━━━━━ Exercise materials
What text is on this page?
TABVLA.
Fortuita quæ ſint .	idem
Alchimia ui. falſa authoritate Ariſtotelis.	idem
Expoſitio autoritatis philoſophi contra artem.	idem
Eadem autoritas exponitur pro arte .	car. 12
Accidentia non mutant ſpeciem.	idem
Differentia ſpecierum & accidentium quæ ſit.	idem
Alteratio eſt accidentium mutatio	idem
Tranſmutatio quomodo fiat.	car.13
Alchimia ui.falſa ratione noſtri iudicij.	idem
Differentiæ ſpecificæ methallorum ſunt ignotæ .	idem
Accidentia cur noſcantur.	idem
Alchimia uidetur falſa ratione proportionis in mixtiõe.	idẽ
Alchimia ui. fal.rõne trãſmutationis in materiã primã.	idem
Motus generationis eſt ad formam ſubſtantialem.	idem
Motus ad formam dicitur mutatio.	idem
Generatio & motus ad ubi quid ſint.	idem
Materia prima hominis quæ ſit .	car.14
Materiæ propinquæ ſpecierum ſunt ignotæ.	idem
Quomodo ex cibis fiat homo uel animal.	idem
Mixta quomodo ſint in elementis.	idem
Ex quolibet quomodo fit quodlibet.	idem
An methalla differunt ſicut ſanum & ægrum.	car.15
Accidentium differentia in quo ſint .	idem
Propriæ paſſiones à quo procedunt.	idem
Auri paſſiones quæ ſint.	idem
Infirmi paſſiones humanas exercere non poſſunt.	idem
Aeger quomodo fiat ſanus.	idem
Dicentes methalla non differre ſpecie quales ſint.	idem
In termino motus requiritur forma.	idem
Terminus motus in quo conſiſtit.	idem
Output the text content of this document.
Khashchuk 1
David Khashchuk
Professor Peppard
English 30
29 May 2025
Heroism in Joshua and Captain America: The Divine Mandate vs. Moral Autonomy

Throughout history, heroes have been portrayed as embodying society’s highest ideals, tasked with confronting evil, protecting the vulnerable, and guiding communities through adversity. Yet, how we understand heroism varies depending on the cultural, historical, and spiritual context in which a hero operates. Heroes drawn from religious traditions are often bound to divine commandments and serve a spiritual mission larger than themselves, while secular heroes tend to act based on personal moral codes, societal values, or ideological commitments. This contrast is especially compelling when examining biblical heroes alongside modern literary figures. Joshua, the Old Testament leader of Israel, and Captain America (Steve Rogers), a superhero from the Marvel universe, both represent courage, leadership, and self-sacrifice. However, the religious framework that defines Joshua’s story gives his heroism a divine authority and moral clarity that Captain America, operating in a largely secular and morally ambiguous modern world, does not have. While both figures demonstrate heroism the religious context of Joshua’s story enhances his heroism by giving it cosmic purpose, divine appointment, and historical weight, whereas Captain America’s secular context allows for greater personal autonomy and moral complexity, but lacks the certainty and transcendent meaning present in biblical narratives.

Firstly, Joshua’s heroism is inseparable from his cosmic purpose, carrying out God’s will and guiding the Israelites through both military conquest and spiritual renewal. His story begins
━━━━━━━━━━
Given task: Of the lines above, how many contain the word "falſa"? Provide the number and nothing else.

Solved exercise: 3